### OBJECTIVE
Look below and pull out each line with the word "this".

### TASK DATA
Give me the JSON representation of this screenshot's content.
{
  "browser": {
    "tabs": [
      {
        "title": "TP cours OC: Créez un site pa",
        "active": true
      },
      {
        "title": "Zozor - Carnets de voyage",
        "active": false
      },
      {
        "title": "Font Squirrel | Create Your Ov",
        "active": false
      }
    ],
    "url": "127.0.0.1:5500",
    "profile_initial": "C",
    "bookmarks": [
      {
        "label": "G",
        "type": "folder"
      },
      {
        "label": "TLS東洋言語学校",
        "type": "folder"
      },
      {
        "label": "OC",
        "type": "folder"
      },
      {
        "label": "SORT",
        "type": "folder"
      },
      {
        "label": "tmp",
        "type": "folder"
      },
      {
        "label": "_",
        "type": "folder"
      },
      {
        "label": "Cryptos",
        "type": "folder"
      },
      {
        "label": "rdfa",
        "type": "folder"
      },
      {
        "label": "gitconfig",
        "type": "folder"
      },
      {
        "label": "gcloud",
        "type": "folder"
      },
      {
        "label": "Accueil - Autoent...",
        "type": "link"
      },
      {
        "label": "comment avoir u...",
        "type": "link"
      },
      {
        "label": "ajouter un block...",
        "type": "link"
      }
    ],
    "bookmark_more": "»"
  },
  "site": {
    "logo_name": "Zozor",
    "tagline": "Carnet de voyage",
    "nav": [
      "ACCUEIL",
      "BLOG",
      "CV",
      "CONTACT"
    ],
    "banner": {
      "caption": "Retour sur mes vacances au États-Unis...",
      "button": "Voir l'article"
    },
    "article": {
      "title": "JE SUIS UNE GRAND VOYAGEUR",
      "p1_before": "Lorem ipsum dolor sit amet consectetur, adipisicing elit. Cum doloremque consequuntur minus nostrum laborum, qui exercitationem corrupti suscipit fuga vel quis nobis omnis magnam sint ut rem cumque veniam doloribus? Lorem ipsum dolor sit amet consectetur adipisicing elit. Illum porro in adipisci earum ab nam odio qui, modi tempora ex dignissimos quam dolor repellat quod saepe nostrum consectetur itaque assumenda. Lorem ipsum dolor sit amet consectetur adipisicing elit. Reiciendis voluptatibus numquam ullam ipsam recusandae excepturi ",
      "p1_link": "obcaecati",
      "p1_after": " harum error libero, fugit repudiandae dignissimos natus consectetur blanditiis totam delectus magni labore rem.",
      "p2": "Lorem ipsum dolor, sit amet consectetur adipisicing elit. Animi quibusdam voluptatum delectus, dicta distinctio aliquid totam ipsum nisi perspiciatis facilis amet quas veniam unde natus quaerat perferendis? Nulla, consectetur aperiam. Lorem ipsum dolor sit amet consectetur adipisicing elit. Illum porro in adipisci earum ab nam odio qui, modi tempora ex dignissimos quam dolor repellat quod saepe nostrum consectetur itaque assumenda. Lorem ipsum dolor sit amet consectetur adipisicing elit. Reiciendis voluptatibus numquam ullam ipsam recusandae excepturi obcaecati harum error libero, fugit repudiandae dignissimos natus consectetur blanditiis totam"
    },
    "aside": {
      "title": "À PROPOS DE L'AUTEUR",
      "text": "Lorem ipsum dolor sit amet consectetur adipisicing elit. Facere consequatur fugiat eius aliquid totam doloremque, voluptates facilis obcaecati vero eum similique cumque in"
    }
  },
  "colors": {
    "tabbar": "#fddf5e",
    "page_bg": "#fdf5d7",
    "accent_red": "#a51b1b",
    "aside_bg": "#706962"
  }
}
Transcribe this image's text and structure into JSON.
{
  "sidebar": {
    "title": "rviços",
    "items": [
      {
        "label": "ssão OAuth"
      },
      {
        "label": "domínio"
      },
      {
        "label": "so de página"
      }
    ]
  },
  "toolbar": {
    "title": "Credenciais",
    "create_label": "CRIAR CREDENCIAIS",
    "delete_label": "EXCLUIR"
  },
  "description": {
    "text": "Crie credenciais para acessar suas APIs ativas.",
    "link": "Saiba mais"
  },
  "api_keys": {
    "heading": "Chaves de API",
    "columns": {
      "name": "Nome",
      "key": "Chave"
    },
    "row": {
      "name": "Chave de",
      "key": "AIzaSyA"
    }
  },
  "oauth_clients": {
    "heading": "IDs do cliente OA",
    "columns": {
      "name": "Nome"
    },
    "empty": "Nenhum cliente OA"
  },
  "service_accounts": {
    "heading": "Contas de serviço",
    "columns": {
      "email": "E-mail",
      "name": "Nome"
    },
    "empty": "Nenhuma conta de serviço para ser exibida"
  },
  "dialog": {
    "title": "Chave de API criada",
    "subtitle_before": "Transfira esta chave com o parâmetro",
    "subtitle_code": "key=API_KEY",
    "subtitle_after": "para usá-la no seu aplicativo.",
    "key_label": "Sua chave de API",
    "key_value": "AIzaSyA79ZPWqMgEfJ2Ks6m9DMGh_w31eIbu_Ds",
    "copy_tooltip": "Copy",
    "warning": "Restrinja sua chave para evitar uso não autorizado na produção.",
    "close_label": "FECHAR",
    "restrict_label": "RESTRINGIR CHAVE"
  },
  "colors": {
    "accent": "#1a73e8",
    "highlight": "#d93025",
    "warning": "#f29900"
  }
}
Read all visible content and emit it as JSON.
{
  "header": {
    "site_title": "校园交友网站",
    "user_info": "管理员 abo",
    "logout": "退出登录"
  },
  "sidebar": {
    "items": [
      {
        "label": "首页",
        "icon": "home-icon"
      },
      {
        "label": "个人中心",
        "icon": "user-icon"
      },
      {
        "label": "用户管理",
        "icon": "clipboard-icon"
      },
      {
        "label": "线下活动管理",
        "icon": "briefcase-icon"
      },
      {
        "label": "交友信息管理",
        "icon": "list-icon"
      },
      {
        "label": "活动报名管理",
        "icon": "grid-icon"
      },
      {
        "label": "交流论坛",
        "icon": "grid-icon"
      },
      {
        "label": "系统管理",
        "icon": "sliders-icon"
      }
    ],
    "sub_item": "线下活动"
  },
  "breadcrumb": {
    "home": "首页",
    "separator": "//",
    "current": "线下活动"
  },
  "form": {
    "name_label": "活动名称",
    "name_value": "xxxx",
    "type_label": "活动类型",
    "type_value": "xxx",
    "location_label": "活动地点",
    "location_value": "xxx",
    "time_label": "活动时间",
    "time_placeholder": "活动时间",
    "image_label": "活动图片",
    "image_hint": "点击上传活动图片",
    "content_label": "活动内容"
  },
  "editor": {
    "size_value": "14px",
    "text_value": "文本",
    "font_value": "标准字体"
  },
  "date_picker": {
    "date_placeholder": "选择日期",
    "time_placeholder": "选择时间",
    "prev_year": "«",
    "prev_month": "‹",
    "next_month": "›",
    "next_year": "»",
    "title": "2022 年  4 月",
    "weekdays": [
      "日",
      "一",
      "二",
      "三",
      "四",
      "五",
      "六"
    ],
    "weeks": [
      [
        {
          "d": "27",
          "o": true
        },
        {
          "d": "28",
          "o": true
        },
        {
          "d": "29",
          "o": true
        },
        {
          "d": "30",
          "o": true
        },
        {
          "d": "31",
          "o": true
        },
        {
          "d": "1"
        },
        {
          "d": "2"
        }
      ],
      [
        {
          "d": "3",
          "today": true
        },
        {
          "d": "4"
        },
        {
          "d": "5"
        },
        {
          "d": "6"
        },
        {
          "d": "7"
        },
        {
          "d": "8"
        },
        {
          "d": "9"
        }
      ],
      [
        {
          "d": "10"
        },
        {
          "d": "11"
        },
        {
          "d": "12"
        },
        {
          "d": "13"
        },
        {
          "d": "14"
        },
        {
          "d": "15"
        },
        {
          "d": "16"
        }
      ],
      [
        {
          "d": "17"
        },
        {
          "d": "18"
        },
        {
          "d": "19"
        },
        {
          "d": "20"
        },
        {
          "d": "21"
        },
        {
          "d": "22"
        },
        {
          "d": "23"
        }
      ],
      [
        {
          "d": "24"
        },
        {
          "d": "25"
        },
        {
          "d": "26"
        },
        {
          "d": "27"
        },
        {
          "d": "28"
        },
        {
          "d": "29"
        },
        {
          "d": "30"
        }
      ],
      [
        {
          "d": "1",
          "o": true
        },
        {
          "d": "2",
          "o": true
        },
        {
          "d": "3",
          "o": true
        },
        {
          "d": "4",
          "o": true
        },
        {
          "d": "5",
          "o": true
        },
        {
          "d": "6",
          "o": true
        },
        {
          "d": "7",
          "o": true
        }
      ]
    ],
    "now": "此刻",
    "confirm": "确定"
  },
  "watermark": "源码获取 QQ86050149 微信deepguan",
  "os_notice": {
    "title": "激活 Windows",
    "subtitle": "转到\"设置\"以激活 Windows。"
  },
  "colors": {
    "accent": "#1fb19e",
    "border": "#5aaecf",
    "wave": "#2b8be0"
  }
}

### THE OUTPUT
Give me the JSON representation of this screenshot's content.
Transcribe this image's text and structure into JSON.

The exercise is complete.